● Exercise task
Take the data below and repeat it exactly.

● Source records
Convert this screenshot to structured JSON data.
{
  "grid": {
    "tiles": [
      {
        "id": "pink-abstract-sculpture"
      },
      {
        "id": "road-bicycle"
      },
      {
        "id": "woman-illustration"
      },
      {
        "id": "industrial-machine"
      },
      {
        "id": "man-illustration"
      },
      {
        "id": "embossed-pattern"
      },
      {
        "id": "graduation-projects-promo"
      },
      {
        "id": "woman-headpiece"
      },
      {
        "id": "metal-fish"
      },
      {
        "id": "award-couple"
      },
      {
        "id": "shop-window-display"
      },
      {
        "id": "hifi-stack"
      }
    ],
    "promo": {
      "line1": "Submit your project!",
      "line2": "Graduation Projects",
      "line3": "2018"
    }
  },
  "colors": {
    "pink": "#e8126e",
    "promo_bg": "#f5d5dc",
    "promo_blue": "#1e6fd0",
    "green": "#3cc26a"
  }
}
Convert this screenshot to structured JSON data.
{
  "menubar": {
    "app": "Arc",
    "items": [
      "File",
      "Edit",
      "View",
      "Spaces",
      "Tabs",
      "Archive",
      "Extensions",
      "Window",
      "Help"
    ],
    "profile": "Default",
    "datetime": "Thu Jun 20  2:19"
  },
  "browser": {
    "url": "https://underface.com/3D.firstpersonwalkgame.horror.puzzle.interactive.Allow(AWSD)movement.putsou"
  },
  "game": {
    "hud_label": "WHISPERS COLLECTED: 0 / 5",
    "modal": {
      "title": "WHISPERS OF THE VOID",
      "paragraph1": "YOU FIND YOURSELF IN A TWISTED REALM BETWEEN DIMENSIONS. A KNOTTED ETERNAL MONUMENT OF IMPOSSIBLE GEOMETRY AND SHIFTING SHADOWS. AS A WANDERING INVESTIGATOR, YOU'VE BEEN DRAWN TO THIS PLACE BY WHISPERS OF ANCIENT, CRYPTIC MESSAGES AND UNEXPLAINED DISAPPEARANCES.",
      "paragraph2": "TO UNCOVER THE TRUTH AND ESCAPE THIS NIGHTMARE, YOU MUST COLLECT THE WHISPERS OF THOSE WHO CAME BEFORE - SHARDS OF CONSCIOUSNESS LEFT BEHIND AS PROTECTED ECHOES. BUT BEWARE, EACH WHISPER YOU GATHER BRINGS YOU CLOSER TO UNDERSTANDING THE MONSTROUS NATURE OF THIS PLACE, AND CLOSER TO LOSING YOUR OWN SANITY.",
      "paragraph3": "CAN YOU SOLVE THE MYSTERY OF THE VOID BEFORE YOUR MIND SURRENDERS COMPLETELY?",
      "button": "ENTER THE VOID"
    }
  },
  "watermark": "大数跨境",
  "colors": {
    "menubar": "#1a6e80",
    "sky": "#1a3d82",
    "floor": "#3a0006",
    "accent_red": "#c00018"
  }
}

● Output for this task
Convert this screenshot to structured JSON data.
{
  "grid": {
    "tiles": [
      {
        "id": "pink-abstract-sculpture"
      },
      {
        "id": "road-bicycle"
      },
      {
        "id": "woman-illustration"
      },
      {
        "id": "industrial-machine"
      },
      {
        "id": "man-illustration"
      },
      {
        "id": "embossed-pattern"
      },
      {
        "id": "graduation-projects-promo"
      },
      {
        "id": "woman-headpiece"
      },
      {
        "id": "metal-fish"
      },
      {
        "id": "award-couple"
      },
      {
        "id": "shop-window-display"
      },
      {
        "id": "hifi-stack"
      }
    ],
    "promo": {
      "line1": "Submit your project!",
      "line2": "Graduation Projects",
      "line3": "2018"
    }
  },
  "colors": {
    "pink": "#e8126e",
    "promo_bg": "#f5d5dc",
    "promo_blue": "#1e6fd0",
    "green": "#3cc26a"
  }
}
Convert this screenshot to structured JSON data.
{
  "menubar": {
    "app": "Arc",
    "items": [
      "File",
      "Edit",
      "View",
      "Spaces",
      "Tabs",
      "Archive",
      "Extensions",
      "Window",
      "Help"
    ],
    "profile": "Default",
    "datetime": "Thu Jun 20  2:19"
  },
  "browser": {
    "url": "https://underface.com/3D.firstpersonwalkgame.horror.puzzle.interactive.Allow(AWSD)movement.putsou"
  },
  "game": {
    "hud_label": "WHISPERS COLLECTED: 0 / 5",
    "modal": {
      "title": "WHISPERS OF THE VOID",
      "paragraph1": "YOU FIND YOURSELF IN A TWISTED REALM BETWEEN DIMENSIONS. A KNOTTED ETERNAL MONUMENT OF IMPOSSIBLE GEOMETRY AND SHIFTING SHADOWS. AS A WANDERING INVESTIGATOR, YOU'VE BEEN DRAWN TO THIS PLACE BY WHISPERS OF ANCIENT, CRYPTIC MESSAGES AND UNEXPLAINED DISAPPEARANCES.",
      "paragraph2": "TO UNCOVER THE TRUTH AND ESCAPE THIS NIGHTMARE, YOU MUST COLLECT THE WHISPERS OF THOSE WHO CAME BEFORE - SHARDS OF CONSCIOUSNESS LEFT BEHIND AS PROTECTED ECHOES. BUT BEWARE, EACH WHISPER YOU GATHER BRINGS YOU CLOSER TO UNDERSTANDING THE MONSTROUS NATURE OF THIS PLACE, AND CLOSER TO LOSING YOUR OWN SANITY.",
      "paragraph3": "CAN YOU SOLVE THE MYSTERY OF THE VOID BEFORE YOUR MIND SURRENDERS COMPLETELY?",
      "button": "ENTER THE VOID"
    }
  },
  "watermark": "大数跨境",
  "colors": {
    "menubar": "#1a6e80",
    "sky": "#1a3d82",
    "floor": "#3a0006",
    "accent_red": "#c00018"
  }
}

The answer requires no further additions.